▶ _EXERCISE DETAILS_: Go through the listing below and gather every line with the word "Soil".

▶ _SOURCE RECORDS_:
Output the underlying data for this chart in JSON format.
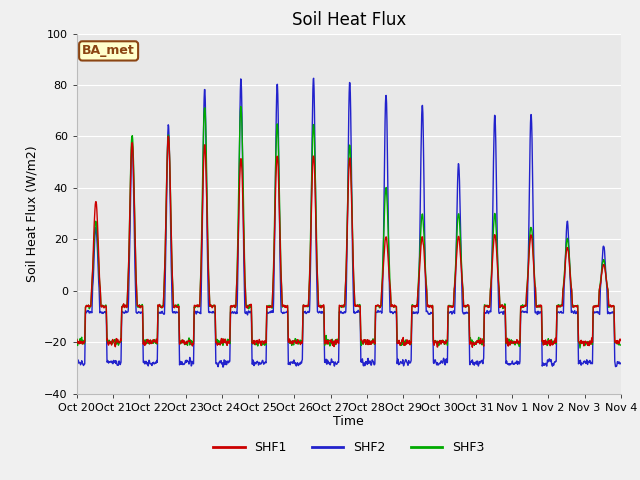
{
  "title": "Soil Heat Flux",
  "ylabel": "Soil Heat Flux (W/m2)",
  "xlabel": "Time",
  "ylim": [
    -40,
    100
  ],
  "yticks": [
    -40,
    -20,
    0,
    20,
    40,
    60,
    80,
    100
  ],
  "line_colors": {
    "SHF1": "#cc0000",
    "SHF2": "#2222cc",
    "SHF3": "#00aa00"
  },
  "line_widths": {
    "SHF1": 1.0,
    "SHF2": 1.0,
    "SHF3": 1.0
  },
  "bg_color": "#f0f0f0",
  "plot_bg_color": "#e8e8e8",
  "grid_color": "#ffffff",
  "annotation_text": "BA_met",
  "annotation_bg": "#ffffcc",
  "annotation_border": "#8B4513",
  "num_days": 15,
  "x_tick_labels": [
    "Oct 20",
    "Oct 21",
    "Oct 22",
    "Oct 23",
    "Oct 24",
    "Oct 25",
    "Oct 26",
    "Oct 27",
    "Oct 28",
    "Oct 29",
    "Oct 30",
    "Oct 31",
    "Nov 1",
    "Nov 2",
    "Nov 3",
    "Nov 4"
  ],
  "title_fontsize": 12,
  "label_fontsize": 9,
  "tick_fontsize": 8,
  "legend_fontsize": 9,
  "day_peaks_shf1": [
    35,
    58,
    60,
    57,
    52,
    53,
    53,
    52,
    21,
    21,
    21,
    22,
    22,
    17,
    10
  ],
  "day_peaks_shf2": [
    25,
    58,
    65,
    79,
    83,
    81,
    84,
    82,
    77,
    73,
    50,
    69,
    69,
    27,
    18
  ],
  "day_peaks_shf3": [
    27,
    61,
    61,
    72,
    72,
    65,
    65,
    57,
    40,
    30,
    30,
    30,
    25,
    20,
    12
  ],
  "night_shf1": -20,
  "night_shf2": -28,
  "night_shf3": -20,
  "figsize": [
    6.4,
    4.8
  ],
  "dpi": 100
}
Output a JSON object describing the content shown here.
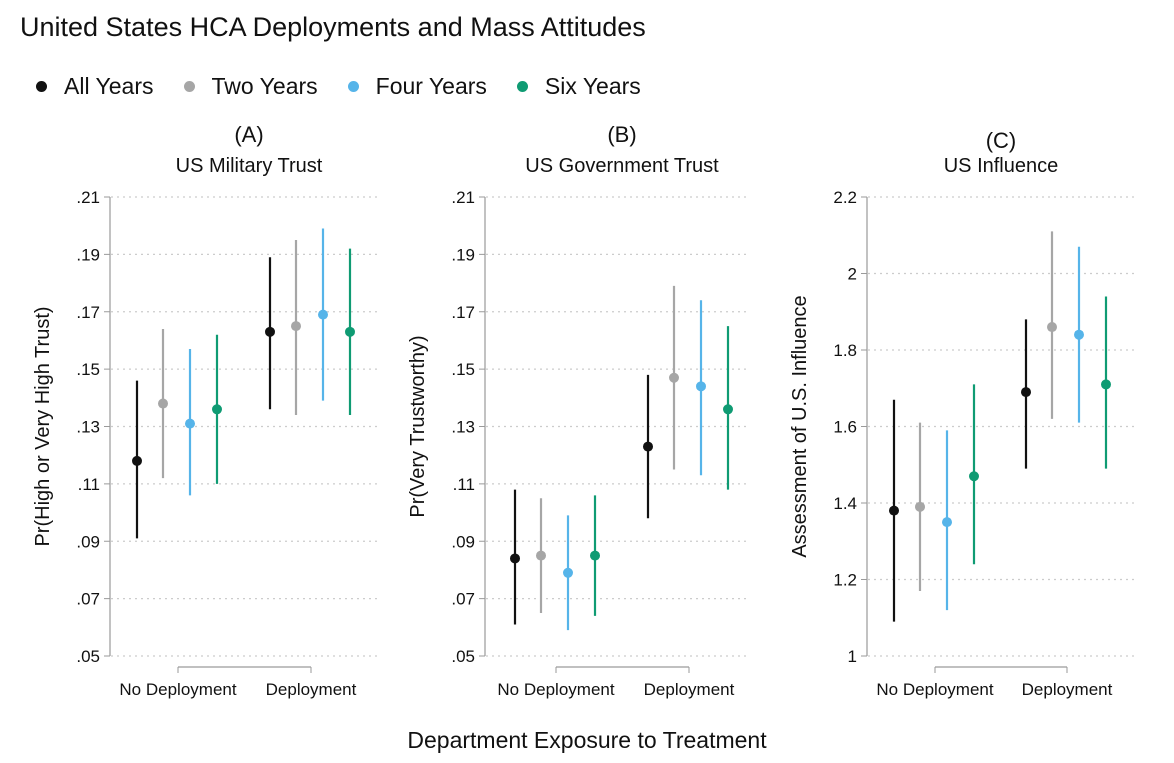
{
  "title": "United States HCA Deployments and Mass Attitudes",
  "legend": [
    {
      "name": "All Years",
      "color": "#111111"
    },
    {
      "name": "Two Years",
      "color": "#a6a6a6"
    },
    {
      "name": "Four Years",
      "color": "#56b4e9"
    },
    {
      "name": "Six Years",
      "color": "#0f9b73"
    }
  ],
  "xlabel": "Department Exposure to Treatment",
  "chart_data": [
    {
      "type": "scatter",
      "letter": "(A)",
      "title": "US Military Trust",
      "ylabel": "Pr(High or Very High Trust)",
      "categories": [
        "No Deployment",
        "Deployment"
      ],
      "ylim": [
        0.05,
        0.21
      ],
      "yticks": [
        ".05",
        ".07",
        ".09",
        ".11",
        ".13",
        ".15",
        ".17",
        ".19",
        ".21"
      ],
      "ytick_values": [
        0.05,
        0.07,
        0.09,
        0.11,
        0.13,
        0.15,
        0.17,
        0.19,
        0.21
      ],
      "series": [
        {
          "name": "All Years",
          "values": [
            0.118,
            0.163
          ],
          "lower": [
            0.091,
            0.136
          ],
          "upper": [
            0.146,
            0.189
          ]
        },
        {
          "name": "Two Years",
          "values": [
            0.138,
            0.165
          ],
          "lower": [
            0.112,
            0.134
          ],
          "upper": [
            0.164,
            0.195
          ]
        },
        {
          "name": "Four Years",
          "values": [
            0.131,
            0.169
          ],
          "lower": [
            0.106,
            0.139
          ],
          "upper": [
            0.157,
            0.199
          ]
        },
        {
          "name": "Six Years",
          "values": [
            0.136,
            0.163
          ],
          "lower": [
            0.11,
            0.134
          ],
          "upper": [
            0.162,
            0.192
          ]
        }
      ]
    },
    {
      "type": "scatter",
      "letter": "(B)",
      "title": "US Government Trust",
      "ylabel": "Pr(Very Trustworthy)",
      "categories": [
        "No Deployment",
        "Deployment"
      ],
      "ylim": [
        0.05,
        0.21
      ],
      "yticks": [
        ".05",
        ".07",
        ".09",
        ".11",
        ".13",
        ".15",
        ".17",
        ".19",
        ".21"
      ],
      "ytick_values": [
        0.05,
        0.07,
        0.09,
        0.11,
        0.13,
        0.15,
        0.17,
        0.19,
        0.21
      ],
      "series": [
        {
          "name": "All Years",
          "values": [
            0.084,
            0.123
          ],
          "lower": [
            0.061,
            0.098
          ],
          "upper": [
            0.108,
            0.148
          ]
        },
        {
          "name": "Two Years",
          "values": [
            0.085,
            0.147
          ],
          "lower": [
            0.065,
            0.115
          ],
          "upper": [
            0.105,
            0.179
          ]
        },
        {
          "name": "Four Years",
          "values": [
            0.079,
            0.144
          ],
          "lower": [
            0.059,
            0.113
          ],
          "upper": [
            0.099,
            0.174
          ]
        },
        {
          "name": "Six Years",
          "values": [
            0.085,
            0.136
          ],
          "lower": [
            0.064,
            0.108
          ],
          "upper": [
            0.106,
            0.165
          ]
        }
      ]
    },
    {
      "type": "scatter",
      "letter": "(C)",
      "title": "US Influence",
      "ylabel": "Assessment of U.S. Influence",
      "categories": [
        "No Deployment",
        "Deployment"
      ],
      "ylim": [
        1.0,
        2.2
      ],
      "yticks": [
        "1",
        "1.2",
        "1.4",
        "1.6",
        "1.8",
        "2",
        "2.2"
      ],
      "ytick_values": [
        1.0,
        1.2,
        1.4,
        1.6,
        1.8,
        2.0,
        2.2
      ],
      "series": [
        {
          "name": "All Years",
          "values": [
            1.38,
            1.69
          ],
          "lower": [
            1.09,
            1.49
          ],
          "upper": [
            1.67,
            1.88
          ]
        },
        {
          "name": "Two Years",
          "values": [
            1.39,
            1.86
          ],
          "lower": [
            1.17,
            1.62
          ],
          "upper": [
            1.61,
            2.11
          ]
        },
        {
          "name": "Four Years",
          "values": [
            1.35,
            1.84
          ],
          "lower": [
            1.12,
            1.61
          ],
          "upper": [
            1.59,
            2.07
          ]
        },
        {
          "name": "Six Years",
          "values": [
            1.47,
            1.71
          ],
          "lower": [
            1.24,
            1.49
          ],
          "upper": [
            1.71,
            1.94
          ]
        }
      ]
    }
  ]
}
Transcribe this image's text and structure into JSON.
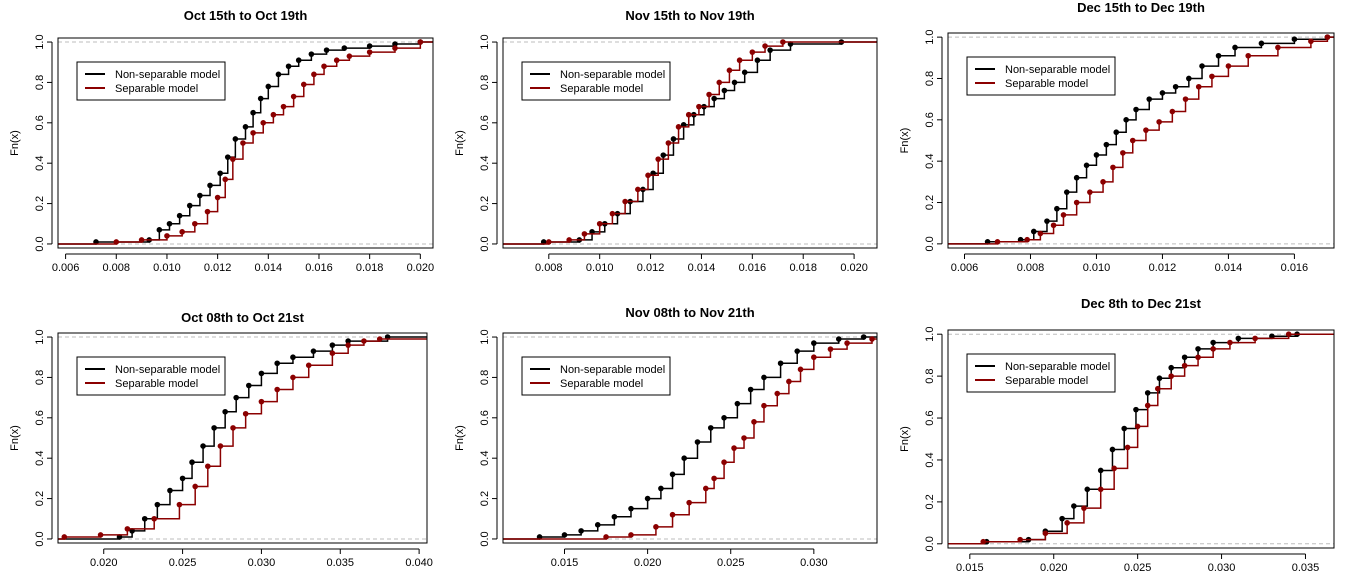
{
  "colors": {
    "non_separable": "#000000",
    "separable": "#8b0000",
    "reference": "#bdbdbd"
  },
  "chart_data": [
    {
      "type": "line",
      "title": "Oct 15th to Oct 19th",
      "xlabel": "",
      "ylabel": "Fn(x)",
      "xlim": [
        0.0057,
        0.0205
      ],
      "ylim": [
        -0.02,
        1.02
      ],
      "xticks": [
        "0.006",
        "0.008",
        "0.010",
        "0.012",
        "0.014",
        "0.016",
        "0.018",
        "0.020"
      ],
      "xtick_values": [
        0.006,
        0.008,
        0.01,
        0.012,
        0.014,
        0.016,
        0.018,
        0.02
      ],
      "yticks": [
        "0.0",
        "0.2",
        "0.4",
        "0.6",
        "0.8",
        "1.0"
      ],
      "ytick_values": [
        0,
        0.2,
        0.4,
        0.6,
        0.8,
        1.0
      ],
      "legend": {
        "position": "top-left",
        "entries": [
          "Non-separable model",
          "Separable model"
        ]
      },
      "series": [
        {
          "name": "Non-separable model",
          "color": "#000000",
          "x": [
            0.0072,
            0.0093,
            0.0097,
            0.0101,
            0.0105,
            0.0109,
            0.0113,
            0.0117,
            0.0121,
            0.0124,
            0.0127,
            0.0131,
            0.0134,
            0.0137,
            0.014,
            0.0144,
            0.0148,
            0.0152,
            0.0157,
            0.0163,
            0.017,
            0.018,
            0.019,
            0.02
          ],
          "y": [
            0.01,
            0.02,
            0.07,
            0.1,
            0.14,
            0.19,
            0.24,
            0.29,
            0.35,
            0.43,
            0.52,
            0.58,
            0.65,
            0.72,
            0.78,
            0.84,
            0.88,
            0.91,
            0.94,
            0.96,
            0.97,
            0.98,
            0.99,
            1.0
          ]
        },
        {
          "name": "Separable model",
          "color": "#8b0000",
          "x": [
            0.008,
            0.009,
            0.01,
            0.0106,
            0.0111,
            0.0116,
            0.012,
            0.0123,
            0.0126,
            0.013,
            0.0134,
            0.0138,
            0.0142,
            0.0146,
            0.015,
            0.0154,
            0.0158,
            0.0162,
            0.0167,
            0.0172,
            0.018,
            0.019,
            0.02
          ],
          "y": [
            0.01,
            0.02,
            0.04,
            0.06,
            0.1,
            0.16,
            0.23,
            0.32,
            0.42,
            0.5,
            0.55,
            0.6,
            0.64,
            0.68,
            0.73,
            0.79,
            0.84,
            0.88,
            0.91,
            0.93,
            0.95,
            0.97,
            1.0
          ]
        }
      ]
    },
    {
      "type": "line",
      "title": "Nov 15th to Nov 19th",
      "xlabel": "",
      "ylabel": "Fn(x)",
      "xlim": [
        0.0062,
        0.0209
      ],
      "ylim": [
        -0.02,
        1.02
      ],
      "xticks": [
        "0.008",
        "0.010",
        "0.012",
        "0.014",
        "0.016",
        "0.018",
        "0.020"
      ],
      "xtick_values": [
        0.008,
        0.01,
        0.012,
        0.014,
        0.016,
        0.018,
        0.02
      ],
      "yticks": [
        "0.0",
        "0.2",
        "0.4",
        "0.6",
        "0.8",
        "1.0"
      ],
      "ytick_values": [
        0,
        0.2,
        0.4,
        0.6,
        0.8,
        1.0
      ],
      "legend": {
        "position": "top-left",
        "entries": [
          "Non-separable model",
          "Separable model"
        ]
      },
      "series": [
        {
          "name": "Non-separable model",
          "color": "#000000",
          "x": [
            0.0078,
            0.0092,
            0.0097,
            0.0102,
            0.0107,
            0.0112,
            0.0117,
            0.0121,
            0.0125,
            0.0129,
            0.0133,
            0.0137,
            0.0141,
            0.0145,
            0.0149,
            0.0153,
            0.0157,
            0.0162,
            0.0167,
            0.0175,
            0.0195
          ],
          "y": [
            0.01,
            0.02,
            0.06,
            0.1,
            0.15,
            0.21,
            0.27,
            0.35,
            0.44,
            0.52,
            0.59,
            0.64,
            0.68,
            0.72,
            0.76,
            0.8,
            0.85,
            0.91,
            0.96,
            0.99,
            1.0
          ]
        },
        {
          "name": "Separable model",
          "color": "#8b0000",
          "x": [
            0.008,
            0.0088,
            0.0094,
            0.01,
            0.0105,
            0.011,
            0.0115,
            0.0119,
            0.0123,
            0.0127,
            0.0131,
            0.0135,
            0.0139,
            0.0143,
            0.0147,
            0.0151,
            0.0155,
            0.016,
            0.0165,
            0.0172
          ],
          "y": [
            0.01,
            0.02,
            0.05,
            0.1,
            0.15,
            0.21,
            0.27,
            0.34,
            0.42,
            0.5,
            0.58,
            0.64,
            0.68,
            0.74,
            0.8,
            0.86,
            0.91,
            0.95,
            0.98,
            1.0
          ]
        }
      ]
    },
    {
      "type": "line",
      "title": "Dec 15th to Dec 19th",
      "xlabel": "",
      "ylabel": "Fn(x)",
      "xlim": [
        0.0055,
        0.0172
      ],
      "ylim": [
        -0.02,
        1.02
      ],
      "xticks": [
        "0.006",
        "0.008",
        "0.010",
        "0.012",
        "0.014",
        "0.016"
      ],
      "xtick_values": [
        0.006,
        0.008,
        0.01,
        0.012,
        0.014,
        0.016
      ],
      "yticks": [
        "0.0",
        "0.2",
        "0.4",
        "0.6",
        "0.8",
        "1.0"
      ],
      "ytick_values": [
        0,
        0.2,
        0.4,
        0.6,
        0.8,
        1.0
      ],
      "legend": {
        "position": "top-left",
        "entries": [
          "Non-separable model",
          "Separable model"
        ]
      },
      "series": [
        {
          "name": "Non-separable model",
          "color": "#000000",
          "x": [
            0.0067,
            0.0077,
            0.0081,
            0.0085,
            0.0088,
            0.0091,
            0.0094,
            0.0097,
            0.01,
            0.0103,
            0.0106,
            0.0109,
            0.0112,
            0.0116,
            0.012,
            0.0124,
            0.0128,
            0.0132,
            0.0137,
            0.0142,
            0.015,
            0.016,
            0.017
          ],
          "y": [
            0.01,
            0.02,
            0.06,
            0.11,
            0.17,
            0.25,
            0.32,
            0.38,
            0.43,
            0.48,
            0.54,
            0.6,
            0.65,
            0.7,
            0.73,
            0.76,
            0.8,
            0.86,
            0.91,
            0.95,
            0.97,
            0.99,
            1.0
          ]
        },
        {
          "name": "Separable model",
          "color": "#8b0000",
          "x": [
            0.007,
            0.0079,
            0.0083,
            0.0087,
            0.009,
            0.0094,
            0.0098,
            0.0102,
            0.0105,
            0.0108,
            0.0111,
            0.0115,
            0.0119,
            0.0123,
            0.0127,
            0.0131,
            0.0135,
            0.014,
            0.0146,
            0.0155,
            0.0165,
            0.017
          ],
          "y": [
            0.01,
            0.02,
            0.05,
            0.09,
            0.14,
            0.2,
            0.25,
            0.3,
            0.37,
            0.44,
            0.5,
            0.55,
            0.59,
            0.64,
            0.7,
            0.76,
            0.81,
            0.86,
            0.91,
            0.95,
            0.98,
            1.0
          ]
        }
      ]
    },
    {
      "type": "line",
      "title": "Oct 08th to Oct 21st",
      "xlabel": "",
      "ylabel": "Fn(x)",
      "xlim": [
        0.0171,
        0.0405
      ],
      "ylim": [
        -0.02,
        1.02
      ],
      "xticks": [
        "0.020",
        "0.025",
        "0.030",
        "0.035",
        "0.040"
      ],
      "xtick_values": [
        0.02,
        0.025,
        0.03,
        0.035,
        0.04
      ],
      "yticks": [
        "0.0",
        "0.2",
        "0.4",
        "0.6",
        "0.8",
        "1.0"
      ],
      "ytick_values": [
        0,
        0.2,
        0.4,
        0.6,
        0.8,
        1.0
      ],
      "legend": {
        "position": "top-left",
        "entries": [
          "Non-separable model",
          "Separable model"
        ]
      },
      "series": [
        {
          "name": "Non-separable model",
          "color": "#000000",
          "x": [
            0.021,
            0.0218,
            0.0226,
            0.0234,
            0.0242,
            0.025,
            0.0256,
            0.0263,
            0.027,
            0.0277,
            0.0284,
            0.0292,
            0.03,
            0.031,
            0.032,
            0.0333,
            0.0345,
            0.0355,
            0.038
          ],
          "y": [
            0.01,
            0.04,
            0.1,
            0.17,
            0.24,
            0.3,
            0.38,
            0.46,
            0.55,
            0.63,
            0.7,
            0.76,
            0.82,
            0.87,
            0.9,
            0.93,
            0.96,
            0.98,
            1.0
          ]
        },
        {
          "name": "Separable model",
          "color": "#8b0000",
          "x": [
            0.0175,
            0.0198,
            0.0215,
            0.0232,
            0.0248,
            0.0258,
            0.0266,
            0.0274,
            0.0282,
            0.029,
            0.03,
            0.031,
            0.032,
            0.033,
            0.0345,
            0.0355,
            0.0365,
            0.0375
          ],
          "y": [
            0.01,
            0.02,
            0.05,
            0.1,
            0.17,
            0.26,
            0.36,
            0.46,
            0.55,
            0.62,
            0.68,
            0.74,
            0.8,
            0.86,
            0.92,
            0.96,
            0.98,
            0.99
          ]
        }
      ]
    },
    {
      "type": "line",
      "title": "Nov 08th to Nov 21th",
      "xlabel": "",
      "ylabel": "Fn(x)",
      "xlim": [
        0.0113,
        0.0338
      ],
      "ylim": [
        -0.02,
        1.02
      ],
      "xticks": [
        "0.015",
        "0.020",
        "0.025",
        "0.030"
      ],
      "xtick_values": [
        0.015,
        0.02,
        0.025,
        0.03
      ],
      "yticks": [
        "0.0",
        "0.2",
        "0.4",
        "0.6",
        "0.8",
        "1.0"
      ],
      "ytick_values": [
        0,
        0.2,
        0.4,
        0.6,
        0.8,
        1.0
      ],
      "legend": {
        "position": "top-left",
        "entries": [
          "Non-separable model",
          "Separable model"
        ]
      },
      "series": [
        {
          "name": "Non-separable model",
          "color": "#000000",
          "x": [
            0.0135,
            0.015,
            0.016,
            0.017,
            0.018,
            0.019,
            0.02,
            0.0208,
            0.0215,
            0.0222,
            0.023,
            0.0238,
            0.0246,
            0.0254,
            0.0262,
            0.027,
            0.028,
            0.029,
            0.03,
            0.0315,
            0.033
          ],
          "y": [
            0.01,
            0.02,
            0.04,
            0.07,
            0.11,
            0.15,
            0.2,
            0.25,
            0.32,
            0.4,
            0.48,
            0.55,
            0.6,
            0.67,
            0.74,
            0.8,
            0.87,
            0.93,
            0.97,
            0.99,
            1.0
          ]
        },
        {
          "name": "Separable model",
          "color": "#8b0000",
          "x": [
            0.0175,
            0.019,
            0.0205,
            0.0215,
            0.0225,
            0.0235,
            0.024,
            0.0246,
            0.0252,
            0.0258,
            0.0264,
            0.027,
            0.0278,
            0.0285,
            0.0292,
            0.03,
            0.031,
            0.032,
            0.0335
          ],
          "y": [
            0.01,
            0.02,
            0.06,
            0.12,
            0.18,
            0.25,
            0.3,
            0.38,
            0.45,
            0.5,
            0.58,
            0.66,
            0.72,
            0.78,
            0.84,
            0.9,
            0.94,
            0.97,
            0.99
          ]
        }
      ]
    },
    {
      "type": "line",
      "title": "Dec 8th to Dec 21st",
      "xlabel": "",
      "ylabel": "Fn(x)",
      "xlim": [
        0.0137,
        0.0367
      ],
      "ylim": [
        -0.02,
        1.02
      ],
      "xticks": [
        "0.015",
        "0.020",
        "0.025",
        "0.030",
        "0.035"
      ],
      "xtick_values": [
        0.015,
        0.02,
        0.025,
        0.03,
        0.035
      ],
      "yticks": [
        "0.0",
        "0.2",
        "0.4",
        "0.6",
        "0.8",
        "1.0"
      ],
      "ytick_values": [
        0,
        0.2,
        0.4,
        0.6,
        0.8,
        1.0
      ],
      "legend": {
        "position": "top-left",
        "entries": [
          "Non-separable model",
          "Separable model"
        ]
      },
      "series": [
        {
          "name": "Non-separable model",
          "color": "#000000",
          "x": [
            0.016,
            0.0185,
            0.0195,
            0.0205,
            0.0212,
            0.022,
            0.0228,
            0.0235,
            0.0242,
            0.0249,
            0.0256,
            0.0263,
            0.027,
            0.0278,
            0.0286,
            0.0295,
            0.031,
            0.033,
            0.0345
          ],
          "y": [
            0.01,
            0.02,
            0.06,
            0.12,
            0.18,
            0.26,
            0.35,
            0.45,
            0.55,
            0.64,
            0.72,
            0.79,
            0.84,
            0.89,
            0.93,
            0.96,
            0.98,
            0.99,
            1.0
          ]
        },
        {
          "name": "Separable model",
          "color": "#8b0000",
          "x": [
            0.0158,
            0.018,
            0.0195,
            0.0208,
            0.0218,
            0.0228,
            0.0236,
            0.0244,
            0.025,
            0.0256,
            0.0262,
            0.027,
            0.0278,
            0.0286,
            0.0295,
            0.0305,
            0.032,
            0.034
          ],
          "y": [
            0.01,
            0.02,
            0.05,
            0.1,
            0.17,
            0.26,
            0.36,
            0.46,
            0.56,
            0.66,
            0.74,
            0.8,
            0.85,
            0.89,
            0.93,
            0.96,
            0.98,
            1.0
          ]
        }
      ]
    }
  ]
}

▶ _EXERCISE OUTPUT_:
  "title": "Soil Heat Flux",
  "ylabel": "Soil Heat Flux (W/m2)",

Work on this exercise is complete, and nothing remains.